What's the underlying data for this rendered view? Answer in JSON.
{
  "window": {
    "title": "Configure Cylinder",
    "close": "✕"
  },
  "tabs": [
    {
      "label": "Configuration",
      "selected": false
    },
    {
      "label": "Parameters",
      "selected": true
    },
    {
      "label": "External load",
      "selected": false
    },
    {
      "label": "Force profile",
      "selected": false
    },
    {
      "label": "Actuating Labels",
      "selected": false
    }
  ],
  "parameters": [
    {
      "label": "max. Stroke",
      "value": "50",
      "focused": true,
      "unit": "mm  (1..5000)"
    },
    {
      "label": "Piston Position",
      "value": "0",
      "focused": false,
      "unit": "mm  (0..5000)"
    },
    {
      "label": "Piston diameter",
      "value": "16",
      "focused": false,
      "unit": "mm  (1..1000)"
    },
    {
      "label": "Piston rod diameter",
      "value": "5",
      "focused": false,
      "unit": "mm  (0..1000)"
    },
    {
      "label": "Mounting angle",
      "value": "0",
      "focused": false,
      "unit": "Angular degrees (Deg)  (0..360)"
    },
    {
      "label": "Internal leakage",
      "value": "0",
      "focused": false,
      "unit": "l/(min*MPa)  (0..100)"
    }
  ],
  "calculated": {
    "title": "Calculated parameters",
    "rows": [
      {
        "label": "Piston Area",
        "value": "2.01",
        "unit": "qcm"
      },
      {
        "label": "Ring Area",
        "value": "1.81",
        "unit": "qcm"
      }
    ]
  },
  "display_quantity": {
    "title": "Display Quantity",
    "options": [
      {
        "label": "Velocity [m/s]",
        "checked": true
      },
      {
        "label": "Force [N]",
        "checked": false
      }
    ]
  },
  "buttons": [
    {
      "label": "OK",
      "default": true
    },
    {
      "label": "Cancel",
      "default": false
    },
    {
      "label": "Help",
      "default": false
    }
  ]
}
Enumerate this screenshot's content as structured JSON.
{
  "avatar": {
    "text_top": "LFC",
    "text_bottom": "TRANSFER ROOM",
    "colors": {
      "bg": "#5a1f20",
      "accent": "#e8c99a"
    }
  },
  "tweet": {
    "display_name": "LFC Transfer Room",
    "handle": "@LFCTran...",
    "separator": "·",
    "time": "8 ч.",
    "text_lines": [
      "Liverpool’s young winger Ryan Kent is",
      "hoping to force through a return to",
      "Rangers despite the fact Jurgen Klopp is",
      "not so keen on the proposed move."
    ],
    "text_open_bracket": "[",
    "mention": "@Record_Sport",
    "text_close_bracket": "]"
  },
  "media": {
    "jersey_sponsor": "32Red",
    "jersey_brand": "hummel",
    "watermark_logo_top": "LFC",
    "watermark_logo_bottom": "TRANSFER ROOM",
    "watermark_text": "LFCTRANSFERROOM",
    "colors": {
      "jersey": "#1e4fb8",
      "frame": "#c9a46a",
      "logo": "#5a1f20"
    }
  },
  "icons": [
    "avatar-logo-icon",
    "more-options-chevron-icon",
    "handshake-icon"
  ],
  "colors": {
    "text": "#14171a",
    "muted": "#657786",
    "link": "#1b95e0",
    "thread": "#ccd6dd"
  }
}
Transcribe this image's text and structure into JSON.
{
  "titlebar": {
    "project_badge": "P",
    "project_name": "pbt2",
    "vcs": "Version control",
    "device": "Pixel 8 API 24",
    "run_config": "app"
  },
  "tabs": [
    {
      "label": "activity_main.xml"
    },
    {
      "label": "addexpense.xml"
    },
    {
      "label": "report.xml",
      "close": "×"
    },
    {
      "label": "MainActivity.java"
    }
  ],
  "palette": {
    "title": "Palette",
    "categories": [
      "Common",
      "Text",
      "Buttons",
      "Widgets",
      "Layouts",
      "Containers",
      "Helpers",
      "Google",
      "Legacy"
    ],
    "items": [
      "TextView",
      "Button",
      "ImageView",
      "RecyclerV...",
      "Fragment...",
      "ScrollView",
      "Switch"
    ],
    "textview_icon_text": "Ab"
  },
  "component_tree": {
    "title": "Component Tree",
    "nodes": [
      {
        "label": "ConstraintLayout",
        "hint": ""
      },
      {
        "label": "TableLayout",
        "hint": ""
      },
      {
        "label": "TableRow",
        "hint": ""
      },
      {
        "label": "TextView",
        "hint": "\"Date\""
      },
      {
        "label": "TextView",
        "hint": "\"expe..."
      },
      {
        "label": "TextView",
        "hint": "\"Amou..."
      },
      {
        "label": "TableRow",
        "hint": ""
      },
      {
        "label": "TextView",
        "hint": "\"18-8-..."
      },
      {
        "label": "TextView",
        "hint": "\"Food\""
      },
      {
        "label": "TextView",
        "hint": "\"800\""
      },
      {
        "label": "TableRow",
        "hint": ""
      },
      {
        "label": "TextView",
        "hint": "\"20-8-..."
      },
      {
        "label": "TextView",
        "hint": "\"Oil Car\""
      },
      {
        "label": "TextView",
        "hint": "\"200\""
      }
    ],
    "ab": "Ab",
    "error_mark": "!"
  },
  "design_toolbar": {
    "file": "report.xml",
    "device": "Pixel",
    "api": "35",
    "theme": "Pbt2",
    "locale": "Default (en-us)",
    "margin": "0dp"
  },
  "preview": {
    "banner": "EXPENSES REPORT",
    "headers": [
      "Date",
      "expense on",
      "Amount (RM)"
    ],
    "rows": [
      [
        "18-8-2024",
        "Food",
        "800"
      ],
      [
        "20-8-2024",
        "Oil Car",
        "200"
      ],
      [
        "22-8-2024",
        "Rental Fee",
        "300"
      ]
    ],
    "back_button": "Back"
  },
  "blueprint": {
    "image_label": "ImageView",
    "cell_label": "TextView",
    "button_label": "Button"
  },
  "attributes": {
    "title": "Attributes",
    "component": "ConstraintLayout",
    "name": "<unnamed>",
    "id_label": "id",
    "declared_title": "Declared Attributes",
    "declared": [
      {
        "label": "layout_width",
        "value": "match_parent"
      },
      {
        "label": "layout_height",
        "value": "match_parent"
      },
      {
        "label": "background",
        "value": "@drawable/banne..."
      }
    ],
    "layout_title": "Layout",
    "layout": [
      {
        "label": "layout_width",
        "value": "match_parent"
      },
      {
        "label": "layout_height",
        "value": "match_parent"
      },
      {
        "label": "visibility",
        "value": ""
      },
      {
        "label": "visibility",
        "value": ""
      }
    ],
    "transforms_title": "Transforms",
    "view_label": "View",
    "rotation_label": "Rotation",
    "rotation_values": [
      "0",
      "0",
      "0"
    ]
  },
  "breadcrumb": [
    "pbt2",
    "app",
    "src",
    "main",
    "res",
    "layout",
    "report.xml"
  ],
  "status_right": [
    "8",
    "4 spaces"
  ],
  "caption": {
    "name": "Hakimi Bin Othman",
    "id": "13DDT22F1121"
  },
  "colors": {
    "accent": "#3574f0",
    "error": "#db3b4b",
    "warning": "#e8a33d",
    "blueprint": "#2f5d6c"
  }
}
══════════════════════════════
[WRITTEN TASK] Set down the listing in full, keeping every word exactly as it is.

[SOLUTION TO THE PROBLEM]
What's the underlying data for this rendered view? Answer in JSON.
{
  "window": {
    "title": "Configure Cylinder",
    "close": "✕"
  },
  "tabs": [
    {
      "label": "Configuration",
      "selected": false
    },
    {
      "label": "Parameters",
      "selected": true
    },
    {
      "label": "External load",
      "selected": false
    },
    {
      "label": "Force profile",
      "selected": false
    },
    {
      "label": "Actuating Labels",
      "selected": false
    }
  ],
  "parameters": [
    {
      "label": "max. Stroke",
      "value": "50",
      "focused": true,
      "unit": "mm  (1..5000)"
    },
    {
      "label": "Piston Position",
      "value": "0",
      "focused": false,
      "unit": "mm  (0..5000)"
    },
    {
      "label": "Piston diameter",
      "value": "16",
      "focused": false,
      "unit": "mm  (1..1000)"
    },
    {
      "label": "Piston rod diameter",
      "value": "5",
      "focused": false,
      "unit": "mm  (0..1000)"
    },
    {
      "label": "Mounting angle",
      "value": "0",
      "focused": false,
      "unit": "Angular degrees (Deg)  (0..360)"
    },
    {
      "label": "Internal leakage",
      "value": "0",
      "focused": false,
      "unit": "l/(min*MPa)  (0..100)"
    }
  ],
  "calculated": {
    "title": "Calculated parameters",
    "rows": [
      {
        "label": "Piston Area",
        "value": "2.01",
        "unit": "qcm"
      },
      {
        "label": "Ring Area",
        "value": "1.81",
        "unit": "qcm"
      }
    ]
  },
  "display_quantity": {
    "title": "Display Quantity",
    "options": [
      {
        "label": "Velocity [m/s]",
        "checked": true
      },
      {
        "label": "Force [N]",
        "checked": false
      }
    ]
  },
  "buttons": [
    {
      "label": "OK",
      "default": true
    },
    {
      "label": "Cancel",
      "default": false
    },
    {
      "label": "Help",
      "default": false
    }
  ]
}
Enumerate this screenshot's content as structured JSON.
{
  "avatar": {
    "text_top": "LFC",
    "text_bottom": "TRANSFER ROOM",
    "colors": {
      "bg": "#5a1f20",
      "accent": "#e8c99a"
    }
  },
  "tweet": {
    "display_name": "LFC Transfer Room",
    "handle": "@LFCTran...",
    "separator": "·",
    "time": "8 ч.",
    "text_lines": [
      "Liverpool’s young winger Ryan Kent is",
      "hoping to force through a return to",
      "Rangers despite the fact Jurgen Klopp is",
      "not so keen on the proposed move."
    ],
    "text_open_bracket": "[",
    "mention": "@Record_Sport",
    "text_close_bracket": "]"
  },
  "media": {
    "jersey_sponsor": "32Red",
    "jersey_brand": "hummel",
    "watermark_logo_top": "LFC",
    "watermark_logo_bottom": "TRANSFER ROOM",
    "watermark_text": "LFCTRANSFERROOM",
    "colors": {
      "jersey": "#1e4fb8",
      "frame": "#c9a46a",
      "logo": "#5a1f20"
    }
  },
  "icons": [
    "avatar-logo-icon",
    "more-options-chevron-icon",
    "handshake-icon"
  ],
  "colors": {
    "text": "#14171a",
    "muted": "#657786",
    "link": "#1b95e0",
    "thread": "#ccd6dd"
  }
}
Transcribe this image's text and structure into JSON.
{
  "titlebar": {
    "project_badge": "P",
    "project_name": "pbt2",
    "vcs": "Version control",
    "device": "Pixel 8 API 24",
    "run_config": "app"
  },
  "tabs": [
    {
      "label": "activity_main.xml"
    },
    {
      "label": "addexpense.xml"
    },
    {
      "label": "report.xml",
      "close": "×"
    },
    {
      "label": "MainActivity.java"
    }
  ],
  "palette": {
    "title": "Palette",
    "categories": [
      "Common",
      "Text",
      "Buttons",
      "Widgets",
      "Layouts",
      "Containers",
      "Helpers",
      "Google",
      "Legacy"
    ],
    "items": [
      "TextView",
      "Button",
      "ImageView",
      "RecyclerV...",
      "Fragment...",
      "ScrollView",
      "Switch"
    ],
    "textview_icon_text": "Ab"
  },
  "component_tree": {
    "title": "Component Tree",
    "nodes": [
      {
        "label": "ConstraintLayout",
        "hint": ""
      },
      {
        "label": "TableLayout",
        "hint": ""
      },
      {
        "label": "TableRow",
        "hint": ""
      },
      {
        "label": "TextView",
        "hint": "\"Date\""
      },
      {
        "label": "TextView",
        "hint": "\"expe..."
      },
      {
        "label": "TextView",
        "hint": "\"Amou..."
      },
      {
        "label": "TableRow",
        "hint": ""
      },
      {
        "label": "TextView",
        "hint": "\"18-8-..."
      },
      {
        "label": "TextView",
        "hint": "\"Food\""
      },
      {
        "label": "TextView",
        "hint": "\"800\""
      },
      {
        "label": "TableRow",
        "hint": ""
      },
      {
        "label": "TextView",
        "hint": "\"20-8-..."
      },
      {
        "label": "TextView",
        "hint": "\"Oil Car\""
      },
      {
        "label": "TextView",
        "hint": "\"200\""
      }
    ],
    "ab": "Ab",
    "error_mark": "!"
  },
  "design_toolbar": {
    "file": "report.xml",
    "device": "Pixel",
    "api": "35",
    "theme": "Pbt2",
    "locale": "Default (en-us)",
    "margin": "0dp"
  },
  "preview": {
    "banner": "EXPENSES REPORT",
    "headers": [
      "Date",
      "expense on",
      "Amount (RM)"
    ],
    "rows": [
      [
        "18-8-2024",
        "Food",
        "800"
      ],
      [
        "20-8-2024",
        "Oil Car",
        "200"
      ],
      [
        "22-8-2024",
        "Rental Fee",
        "300"
      ]
    ],
    "back_button": "Back"
  },
  "blueprint": {
    "image_label": "ImageView",
    "cell_label": "TextView",
    "button_label": "Button"
  },
  "attributes": {
    "title": "Attributes",
    "component": "ConstraintLayout",
    "name": "<unnamed>",
    "id_label": "id",
    "declared_title": "Declared Attributes",
    "declared": [
      {
        "label": "layout_width",
        "value": "match_parent"
      },
      {
        "label": "layout_height",
        "value": "match_parent"
      },
      {
        "label": "background",
        "value": "@drawable/banne..."
      }
    ],
    "layout_title": "Layout",
    "layout": [
      {
        "label": "layout_width",
        "value": "match_parent"
      },
      {
        "label": "layout_height",
        "value": "match_parent"
      },
      {
        "label": "visibility",
        "value": ""
      },
      {
        "label": "visibility",
        "value": ""
      }
    ],
    "transforms_title": "Transforms",
    "view_label": "View",
    "rotation_label": "Rotation",
    "rotation_values": [
      "0",
      "0",
      "0"
    ]
  },
  "breadcrumb": [
    "pbt2",
    "app",
    "src",
    "main",
    "res",
    "layout",
    "report.xml"
  ],
  "status_right": [
    "8",
    "4 spaces"
  ],
  "caption": {
    "name": "Hakimi Bin Othman",
    "id": "13DDT22F1121"
  },
  "colors": {
    "accent": "#3574f0",
    "error": "#db3b4b",
    "warning": "#e8a33d",
    "blueprint": "#2f5d6c"
  }
}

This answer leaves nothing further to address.